REQUIRED TASK. Copy out lines with the word "image" from the material that follows.
## Begin RAW DATA
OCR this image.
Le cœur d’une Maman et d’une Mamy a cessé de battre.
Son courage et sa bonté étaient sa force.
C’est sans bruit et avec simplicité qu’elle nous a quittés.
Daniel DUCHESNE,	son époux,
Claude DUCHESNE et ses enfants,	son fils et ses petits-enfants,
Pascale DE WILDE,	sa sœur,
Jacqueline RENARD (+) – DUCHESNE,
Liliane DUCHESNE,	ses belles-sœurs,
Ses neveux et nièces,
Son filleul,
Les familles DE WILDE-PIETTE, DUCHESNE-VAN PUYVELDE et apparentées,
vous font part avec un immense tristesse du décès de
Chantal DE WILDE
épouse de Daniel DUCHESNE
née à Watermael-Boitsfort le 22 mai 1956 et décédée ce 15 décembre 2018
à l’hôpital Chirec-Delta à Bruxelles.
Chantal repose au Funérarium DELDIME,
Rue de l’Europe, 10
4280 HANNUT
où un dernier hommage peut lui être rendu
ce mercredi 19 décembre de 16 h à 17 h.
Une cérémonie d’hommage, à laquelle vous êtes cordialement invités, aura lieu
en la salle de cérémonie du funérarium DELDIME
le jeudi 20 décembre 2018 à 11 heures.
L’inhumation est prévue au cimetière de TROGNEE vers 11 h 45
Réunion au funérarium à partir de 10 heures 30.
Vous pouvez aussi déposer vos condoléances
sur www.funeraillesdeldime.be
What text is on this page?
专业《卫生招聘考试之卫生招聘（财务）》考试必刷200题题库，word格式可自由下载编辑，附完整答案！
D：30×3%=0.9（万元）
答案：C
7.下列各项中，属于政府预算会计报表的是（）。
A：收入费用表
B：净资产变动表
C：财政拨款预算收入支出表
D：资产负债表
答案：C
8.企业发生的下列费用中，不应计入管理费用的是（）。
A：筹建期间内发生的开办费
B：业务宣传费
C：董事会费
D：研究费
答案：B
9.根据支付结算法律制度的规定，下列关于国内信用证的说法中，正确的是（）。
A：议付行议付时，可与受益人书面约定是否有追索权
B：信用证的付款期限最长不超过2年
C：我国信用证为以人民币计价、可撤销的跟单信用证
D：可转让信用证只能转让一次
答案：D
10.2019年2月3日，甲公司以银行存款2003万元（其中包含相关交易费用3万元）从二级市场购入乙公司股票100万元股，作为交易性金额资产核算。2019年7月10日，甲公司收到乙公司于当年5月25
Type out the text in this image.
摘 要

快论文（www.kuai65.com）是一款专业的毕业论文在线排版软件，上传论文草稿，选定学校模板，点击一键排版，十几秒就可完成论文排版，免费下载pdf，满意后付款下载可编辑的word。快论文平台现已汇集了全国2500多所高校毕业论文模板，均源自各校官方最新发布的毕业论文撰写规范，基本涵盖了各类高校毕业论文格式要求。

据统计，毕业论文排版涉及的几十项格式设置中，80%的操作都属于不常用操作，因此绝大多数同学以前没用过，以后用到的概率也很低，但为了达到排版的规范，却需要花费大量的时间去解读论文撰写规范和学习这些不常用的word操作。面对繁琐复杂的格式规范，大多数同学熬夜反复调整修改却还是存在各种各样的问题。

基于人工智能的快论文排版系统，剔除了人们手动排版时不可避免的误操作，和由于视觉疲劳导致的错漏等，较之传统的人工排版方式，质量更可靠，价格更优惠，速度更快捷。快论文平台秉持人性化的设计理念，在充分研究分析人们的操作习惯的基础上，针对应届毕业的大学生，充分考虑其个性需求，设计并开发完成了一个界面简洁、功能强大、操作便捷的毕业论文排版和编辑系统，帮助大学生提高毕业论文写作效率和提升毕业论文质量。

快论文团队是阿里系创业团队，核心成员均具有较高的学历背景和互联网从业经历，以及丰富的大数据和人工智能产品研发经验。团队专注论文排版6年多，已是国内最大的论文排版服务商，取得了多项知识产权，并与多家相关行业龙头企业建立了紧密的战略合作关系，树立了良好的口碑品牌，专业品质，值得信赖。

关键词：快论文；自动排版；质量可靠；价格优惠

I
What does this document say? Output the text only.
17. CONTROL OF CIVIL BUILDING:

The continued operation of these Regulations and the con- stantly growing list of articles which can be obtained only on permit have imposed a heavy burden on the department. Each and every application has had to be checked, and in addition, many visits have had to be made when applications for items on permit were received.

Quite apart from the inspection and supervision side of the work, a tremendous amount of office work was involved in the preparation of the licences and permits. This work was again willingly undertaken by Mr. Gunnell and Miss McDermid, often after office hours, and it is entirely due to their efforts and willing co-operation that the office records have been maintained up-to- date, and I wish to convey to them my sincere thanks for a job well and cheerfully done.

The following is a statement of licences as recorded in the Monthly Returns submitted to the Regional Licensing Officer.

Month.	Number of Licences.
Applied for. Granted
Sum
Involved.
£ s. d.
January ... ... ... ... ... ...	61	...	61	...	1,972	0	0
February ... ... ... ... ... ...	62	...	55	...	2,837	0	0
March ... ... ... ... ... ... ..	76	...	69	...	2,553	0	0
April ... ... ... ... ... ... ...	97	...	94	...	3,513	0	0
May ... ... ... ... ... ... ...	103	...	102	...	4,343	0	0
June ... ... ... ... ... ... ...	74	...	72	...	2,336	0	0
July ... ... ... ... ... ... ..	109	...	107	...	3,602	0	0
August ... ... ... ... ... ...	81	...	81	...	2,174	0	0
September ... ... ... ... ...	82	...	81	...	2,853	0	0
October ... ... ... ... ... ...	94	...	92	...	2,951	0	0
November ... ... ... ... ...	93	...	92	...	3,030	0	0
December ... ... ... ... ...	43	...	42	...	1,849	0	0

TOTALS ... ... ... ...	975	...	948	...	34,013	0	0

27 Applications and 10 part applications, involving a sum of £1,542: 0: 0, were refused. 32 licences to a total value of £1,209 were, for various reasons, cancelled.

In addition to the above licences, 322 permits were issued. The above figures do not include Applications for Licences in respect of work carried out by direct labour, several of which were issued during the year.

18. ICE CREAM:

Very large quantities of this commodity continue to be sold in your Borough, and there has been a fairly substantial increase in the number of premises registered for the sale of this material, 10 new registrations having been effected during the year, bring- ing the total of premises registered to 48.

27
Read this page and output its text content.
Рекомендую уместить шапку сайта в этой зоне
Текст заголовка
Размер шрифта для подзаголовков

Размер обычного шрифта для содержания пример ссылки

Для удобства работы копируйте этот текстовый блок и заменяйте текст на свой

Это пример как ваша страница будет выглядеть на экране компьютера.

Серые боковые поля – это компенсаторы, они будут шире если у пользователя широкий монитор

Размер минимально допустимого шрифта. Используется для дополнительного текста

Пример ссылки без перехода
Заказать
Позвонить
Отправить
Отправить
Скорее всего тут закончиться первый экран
## End RAW DATA
ANSWER TO THIS PROBLEM.
OCR this image.
Type out the text in this image.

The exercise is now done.